Return the material below in full and exactly.

## Begin

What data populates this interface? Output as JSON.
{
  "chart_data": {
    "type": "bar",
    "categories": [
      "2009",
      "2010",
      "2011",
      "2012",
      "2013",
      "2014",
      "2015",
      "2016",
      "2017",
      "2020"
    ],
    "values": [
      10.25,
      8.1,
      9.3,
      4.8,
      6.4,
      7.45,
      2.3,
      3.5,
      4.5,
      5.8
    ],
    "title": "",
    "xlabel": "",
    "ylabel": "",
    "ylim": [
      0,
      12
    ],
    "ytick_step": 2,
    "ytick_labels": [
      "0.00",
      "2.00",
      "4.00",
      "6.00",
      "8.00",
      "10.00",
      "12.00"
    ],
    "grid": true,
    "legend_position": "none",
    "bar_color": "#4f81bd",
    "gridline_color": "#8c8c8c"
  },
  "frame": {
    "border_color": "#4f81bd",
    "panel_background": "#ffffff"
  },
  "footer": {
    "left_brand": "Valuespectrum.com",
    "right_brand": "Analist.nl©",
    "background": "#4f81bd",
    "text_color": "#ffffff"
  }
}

## End

• [Reply]:
What data populates this interface? Output as JSON.
{
  "chart_data": {
    "type": "bar",
    "categories": [
      "2009",
      "2010",
      "2011",
      "2012",
      "2013",
      "2014",
      "2015",
      "2016",
      "2017",
      "2020"
    ],
    "values": [
      10.25,
      8.1,
      9.3,
      4.8,
      6.4,
      7.45,
      2.3,
      3.5,
      4.5,
      5.8
    ],
    "title": "",
    "xlabel": "",
    "ylabel": "",
    "ylim": [
      0,
      12
    ],
    "ytick_step": 2,
    "ytick_labels": [
      "0.00",
      "2.00",
      "4.00",
      "6.00",
      "8.00",
      "10.00",
      "12.00"
    ],
    "grid": true,
    "legend_position": "none",
    "bar_color": "#4f81bd",
    "gridline_color": "#8c8c8c"
  },
  "frame": {
    "border_color": "#4f81bd",
    "panel_background": "#ffffff"
  },
  "footer": {
    "left_brand": "Valuespectrum.com",
    "right_brand": "Analist.nl©",
    "background": "#4f81bd",
    "text_color": "#ffffff"
  }
}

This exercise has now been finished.